Bounding box entries:
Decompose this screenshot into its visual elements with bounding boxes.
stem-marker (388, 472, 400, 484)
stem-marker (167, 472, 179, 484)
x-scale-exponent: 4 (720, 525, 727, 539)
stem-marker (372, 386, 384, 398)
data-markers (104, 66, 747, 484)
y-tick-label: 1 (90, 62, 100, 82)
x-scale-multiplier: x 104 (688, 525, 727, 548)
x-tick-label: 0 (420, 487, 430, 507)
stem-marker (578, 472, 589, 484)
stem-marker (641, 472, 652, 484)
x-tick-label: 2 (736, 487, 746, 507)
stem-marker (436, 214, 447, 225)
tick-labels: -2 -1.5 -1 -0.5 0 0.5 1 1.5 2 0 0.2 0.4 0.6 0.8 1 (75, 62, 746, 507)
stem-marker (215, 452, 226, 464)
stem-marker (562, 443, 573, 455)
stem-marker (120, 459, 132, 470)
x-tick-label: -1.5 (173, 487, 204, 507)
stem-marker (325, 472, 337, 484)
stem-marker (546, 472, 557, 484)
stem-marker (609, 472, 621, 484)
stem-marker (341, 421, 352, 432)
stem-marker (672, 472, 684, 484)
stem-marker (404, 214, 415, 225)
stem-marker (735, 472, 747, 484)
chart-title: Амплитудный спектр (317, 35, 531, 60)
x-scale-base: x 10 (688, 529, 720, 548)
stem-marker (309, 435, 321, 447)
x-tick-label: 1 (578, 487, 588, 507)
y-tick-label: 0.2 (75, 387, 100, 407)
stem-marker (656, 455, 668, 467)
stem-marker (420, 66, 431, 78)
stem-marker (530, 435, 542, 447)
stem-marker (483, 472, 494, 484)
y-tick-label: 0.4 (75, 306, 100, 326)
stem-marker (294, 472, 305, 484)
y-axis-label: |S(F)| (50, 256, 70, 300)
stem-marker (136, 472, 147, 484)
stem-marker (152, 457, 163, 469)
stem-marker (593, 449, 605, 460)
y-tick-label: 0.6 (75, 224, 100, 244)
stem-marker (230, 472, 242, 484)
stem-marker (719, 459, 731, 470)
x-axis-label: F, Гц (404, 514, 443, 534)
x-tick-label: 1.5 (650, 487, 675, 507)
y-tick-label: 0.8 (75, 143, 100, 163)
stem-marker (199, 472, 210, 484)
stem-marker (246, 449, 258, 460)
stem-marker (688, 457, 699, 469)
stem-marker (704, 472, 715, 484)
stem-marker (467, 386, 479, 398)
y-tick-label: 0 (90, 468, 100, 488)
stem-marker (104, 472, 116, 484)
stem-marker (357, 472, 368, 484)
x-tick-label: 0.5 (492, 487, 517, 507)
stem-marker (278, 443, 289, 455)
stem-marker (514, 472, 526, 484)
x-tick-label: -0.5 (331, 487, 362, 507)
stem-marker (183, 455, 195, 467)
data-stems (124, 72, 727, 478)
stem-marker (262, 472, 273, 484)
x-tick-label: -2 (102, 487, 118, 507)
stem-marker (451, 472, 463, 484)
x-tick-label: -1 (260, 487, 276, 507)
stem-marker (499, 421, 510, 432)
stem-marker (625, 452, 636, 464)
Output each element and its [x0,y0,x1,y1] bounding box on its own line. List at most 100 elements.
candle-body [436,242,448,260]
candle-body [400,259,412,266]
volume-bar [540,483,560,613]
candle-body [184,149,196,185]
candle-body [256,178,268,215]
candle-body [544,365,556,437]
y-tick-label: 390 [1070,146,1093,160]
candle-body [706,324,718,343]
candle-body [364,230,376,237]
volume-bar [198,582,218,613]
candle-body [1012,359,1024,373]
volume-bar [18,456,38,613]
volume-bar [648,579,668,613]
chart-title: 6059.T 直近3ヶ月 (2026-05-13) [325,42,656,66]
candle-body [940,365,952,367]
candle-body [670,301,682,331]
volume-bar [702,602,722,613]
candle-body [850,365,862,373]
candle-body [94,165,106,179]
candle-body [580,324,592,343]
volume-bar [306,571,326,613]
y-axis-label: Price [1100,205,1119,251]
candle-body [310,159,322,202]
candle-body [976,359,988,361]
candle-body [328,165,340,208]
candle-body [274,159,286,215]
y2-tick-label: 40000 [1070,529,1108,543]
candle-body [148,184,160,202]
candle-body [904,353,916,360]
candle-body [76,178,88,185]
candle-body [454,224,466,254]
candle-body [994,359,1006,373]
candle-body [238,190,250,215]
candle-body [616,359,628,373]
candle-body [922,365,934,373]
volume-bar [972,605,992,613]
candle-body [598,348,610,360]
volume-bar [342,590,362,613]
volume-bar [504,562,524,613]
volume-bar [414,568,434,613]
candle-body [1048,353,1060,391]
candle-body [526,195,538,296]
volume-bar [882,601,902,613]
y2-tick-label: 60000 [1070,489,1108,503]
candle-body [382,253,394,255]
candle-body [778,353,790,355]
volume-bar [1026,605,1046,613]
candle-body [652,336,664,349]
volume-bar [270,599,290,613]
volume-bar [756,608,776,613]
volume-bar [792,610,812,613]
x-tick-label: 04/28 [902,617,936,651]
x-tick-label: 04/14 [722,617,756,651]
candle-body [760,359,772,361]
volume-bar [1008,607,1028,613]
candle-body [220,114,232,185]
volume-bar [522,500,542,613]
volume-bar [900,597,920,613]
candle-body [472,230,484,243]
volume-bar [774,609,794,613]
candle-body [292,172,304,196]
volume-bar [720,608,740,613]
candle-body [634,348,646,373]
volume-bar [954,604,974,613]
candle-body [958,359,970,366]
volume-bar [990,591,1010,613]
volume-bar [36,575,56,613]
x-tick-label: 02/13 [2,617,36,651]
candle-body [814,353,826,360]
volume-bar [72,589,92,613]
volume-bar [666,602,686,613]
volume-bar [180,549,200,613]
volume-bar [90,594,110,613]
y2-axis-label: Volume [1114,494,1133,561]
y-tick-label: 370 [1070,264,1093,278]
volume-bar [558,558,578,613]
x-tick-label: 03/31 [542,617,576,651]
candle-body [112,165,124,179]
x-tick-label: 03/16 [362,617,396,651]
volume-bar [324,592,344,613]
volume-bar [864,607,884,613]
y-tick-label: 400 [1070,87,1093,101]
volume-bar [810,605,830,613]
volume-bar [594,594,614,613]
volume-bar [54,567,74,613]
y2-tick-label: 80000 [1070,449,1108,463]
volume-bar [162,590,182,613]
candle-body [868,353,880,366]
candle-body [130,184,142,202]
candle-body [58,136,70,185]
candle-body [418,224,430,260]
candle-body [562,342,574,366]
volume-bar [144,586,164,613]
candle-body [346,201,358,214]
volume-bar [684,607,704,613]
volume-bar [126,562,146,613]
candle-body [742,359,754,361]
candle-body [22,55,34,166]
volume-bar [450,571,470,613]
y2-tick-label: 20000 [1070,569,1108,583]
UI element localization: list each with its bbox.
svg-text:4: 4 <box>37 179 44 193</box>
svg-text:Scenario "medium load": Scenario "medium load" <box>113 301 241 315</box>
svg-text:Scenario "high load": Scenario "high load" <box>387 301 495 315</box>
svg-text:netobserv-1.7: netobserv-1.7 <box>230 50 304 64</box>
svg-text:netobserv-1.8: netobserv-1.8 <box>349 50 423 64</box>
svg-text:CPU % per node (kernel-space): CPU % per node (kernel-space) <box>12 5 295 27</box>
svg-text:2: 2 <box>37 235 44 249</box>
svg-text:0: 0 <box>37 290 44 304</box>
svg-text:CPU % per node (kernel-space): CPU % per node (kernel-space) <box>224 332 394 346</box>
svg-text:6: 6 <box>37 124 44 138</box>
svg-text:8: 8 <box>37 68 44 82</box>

| Your goal |
Output every line of the material above verbatim.

| Reply to the task |
Decompose this screenshot into its visual elements with bounding boxes.
stem-marker (388, 472, 400, 484)
stem-marker (167, 472, 179, 484)
x-scale-exponent: 4 (720, 525, 727, 539)
stem-marker (372, 386, 384, 398)
data-markers (104, 66, 747, 484)
y-tick-label: 1 (90, 62, 100, 82)
x-scale-multiplier: x 104 (688, 525, 727, 548)
x-tick-label: 0 (420, 487, 430, 507)
stem-marker (578, 472, 589, 484)
stem-marker (641, 472, 652, 484)
x-tick-label: 2 (736, 487, 746, 507)
stem-marker (436, 214, 447, 225)
tick-labels: -2 -1.5 -1 -0.5 0 0.5 1 1.5 2 0 0.2 0.4 0.6 0.8 1 (75, 62, 746, 507)
stem-marker (215, 452, 226, 464)
stem-marker (562, 443, 573, 455)
stem-marker (120, 459, 132, 470)
x-tick-label: -1.5 (173, 487, 204, 507)
stem-marker (325, 472, 337, 484)
stem-marker (546, 472, 557, 484)
stem-marker (609, 472, 621, 484)
stem-marker (341, 421, 352, 432)
stem-marker (672, 472, 684, 484)
stem-marker (404, 214, 415, 225)
stem-marker (735, 472, 747, 484)
chart-title: Амплитудный спектр (317, 35, 531, 60)
x-scale-base: x 10 (688, 529, 720, 548)
stem-marker (309, 435, 321, 447)
x-tick-label: 1 (578, 487, 588, 507)
y-tick-label: 0.2 (75, 387, 100, 407)
stem-marker (656, 455, 668, 467)
stem-marker (420, 66, 431, 78)
stem-marker (530, 435, 542, 447)
stem-marker (483, 472, 494, 484)
y-tick-label: 0.4 (75, 306, 100, 326)
stem-marker (294, 472, 305, 484)
y-axis-label: |S(F)| (50, 256, 70, 300)
stem-marker (136, 472, 147, 484)
stem-marker (152, 457, 163, 469)
stem-marker (593, 449, 605, 460)
y-tick-label: 0.6 (75, 224, 100, 244)
stem-marker (230, 472, 242, 484)
stem-marker (719, 459, 731, 470)
x-axis-label: F, Гц (404, 514, 443, 534)
x-tick-label: 1.5 (650, 487, 675, 507)
y-tick-label: 0.8 (75, 143, 100, 163)
stem-marker (199, 472, 210, 484)
stem-marker (246, 449, 258, 460)
stem-marker (688, 457, 699, 469)
stem-marker (704, 472, 715, 484)
stem-marker (467, 386, 479, 398)
y-tick-label: 0 (90, 468, 100, 488)
stem-marker (104, 472, 116, 484)
stem-marker (357, 472, 368, 484)
x-tick-label: 0.5 (492, 487, 517, 507)
stem-marker (278, 443, 289, 455)
stem-marker (514, 472, 526, 484)
x-tick-label: -0.5 (331, 487, 362, 507)
stem-marker (183, 455, 195, 467)
data-stems (124, 72, 727, 478)
stem-marker (262, 472, 273, 484)
x-tick-label: -2 (102, 487, 118, 507)
stem-marker (451, 472, 463, 484)
x-tick-label: -1 (260, 487, 276, 507)
stem-marker (499, 421, 510, 432)
stem-marker (625, 452, 636, 464)
Output each element and its [x0,y0,x1,y1] bounding box on its own line. List at most 100 elements.
candle-body [436,242,448,260]
candle-body [400,259,412,266]
volume-bar [540,483,560,613]
candle-body [184,149,196,185]
candle-body [256,178,268,215]
candle-body [544,365,556,437]
y-tick-label: 390 [1070,146,1093,160]
candle-body [706,324,718,343]
candle-body [364,230,376,237]
volume-bar [198,582,218,613]
candle-body [1012,359,1024,373]
volume-bar [18,456,38,613]
volume-bar [648,579,668,613]
chart-title: 6059.T 直近3ヶ月 (2026-05-13) [325,42,656,66]
candle-body [940,365,952,367]
candle-body [670,301,682,331]
volume-bar [702,602,722,613]
candle-body [850,365,862,373]
candle-body [94,165,106,179]
candle-body [580,324,592,343]
volume-bar [306,571,326,613]
y-axis-label: Price [1100,205,1119,251]
candle-body [310,159,322,202]
candle-body [976,359,988,361]
candle-body [328,165,340,208]
candle-body [274,159,286,215]
y2-tick-label: 40000 [1070,529,1108,543]
candle-body [148,184,160,202]
candle-body [904,353,916,360]
candle-body [76,178,88,185]
candle-body [454,224,466,254]
candle-body [994,359,1006,373]
candle-body [238,190,250,215]
candle-body [616,359,628,373]
candle-body [922,365,934,373]
volume-bar [972,605,992,613]
candle-body [598,348,610,360]
volume-bar [342,590,362,613]
volume-bar [504,562,524,613]
volume-bar [414,568,434,613]
candle-body [1048,353,1060,391]
candle-body [526,195,538,296]
volume-bar [882,601,902,613]
y2-tick-label: 60000 [1070,489,1108,503]
candle-body [382,253,394,255]
candle-body [778,353,790,355]
volume-bar [1026,605,1046,613]
candle-body [652,336,664,349]
volume-bar [270,599,290,613]
volume-bar [756,608,776,613]
volume-bar [792,610,812,613]
x-tick-label: 04/28 [902,617,936,651]
x-tick-label: 04/14 [722,617,756,651]
candle-body [760,359,772,361]
volume-bar [1008,607,1028,613]
candle-body [220,114,232,185]
volume-bar [522,500,542,613]
volume-bar [900,597,920,613]
candle-body [472,230,484,243]
volume-bar [774,609,794,613]
candle-body [292,172,304,196]
volume-bar [720,608,740,613]
candle-body [634,348,646,373]
volume-bar [954,604,974,613]
candle-body [958,359,970,366]
volume-bar [990,591,1010,613]
volume-bar [36,575,56,613]
x-tick-label: 02/13 [2,617,36,651]
candle-body [814,353,826,360]
volume-bar [72,589,92,613]
volume-bar [666,602,686,613]
volume-bar [180,549,200,613]
volume-bar [90,594,110,613]
y2-axis-label: Volume [1114,494,1133,561]
y-tick-label: 370 [1070,264,1093,278]
volume-bar [558,558,578,613]
x-tick-label: 03/31 [542,617,576,651]
candle-body [112,165,124,179]
x-tick-label: 03/16 [362,617,396,651]
volume-bar [324,592,344,613]
volume-bar [864,607,884,613]
y-tick-label: 400 [1070,87,1093,101]
volume-bar [810,605,830,613]
volume-bar [594,594,614,613]
volume-bar [54,567,74,613]
y2-tick-label: 80000 [1070,449,1108,463]
volume-bar [162,590,182,613]
candle-body [868,353,880,366]
candle-body [130,184,142,202]
candle-body [58,136,70,185]
candle-body [418,224,430,260]
candle-body [562,342,574,366]
volume-bar [144,586,164,613]
candle-body [346,201,358,214]
volume-bar [684,607,704,613]
volume-bar [126,562,146,613]
candle-body [742,359,754,361]
candle-body [22,55,34,166]
volume-bar [450,571,470,613]
y2-tick-label: 20000 [1070,569,1108,583]
UI element localization: list each with its bbox.
svg-text:4: 4 <box>37 179 44 193</box>
svg-text:Scenario "medium load": Scenario "medium load" <box>113 301 241 315</box>
svg-text:Scenario "high load": Scenario "high load" <box>387 301 495 315</box>
svg-text:netobserv-1.7: netobserv-1.7 <box>230 50 304 64</box>
svg-text:netobserv-1.8: netobserv-1.8 <box>349 50 423 64</box>
svg-text:CPU % per node (kernel-space): CPU % per node (kernel-space) <box>12 5 295 27</box>
svg-text:2: 2 <box>37 235 44 249</box>
svg-text:0: 0 <box>37 290 44 304</box>
svg-text:CPU % per node (kernel-space): CPU % per node (kernel-space) <box>224 332 394 346</box>
svg-text:6: 6 <box>37 124 44 138</box>
svg-text:8: 8 <box>37 68 44 82</box>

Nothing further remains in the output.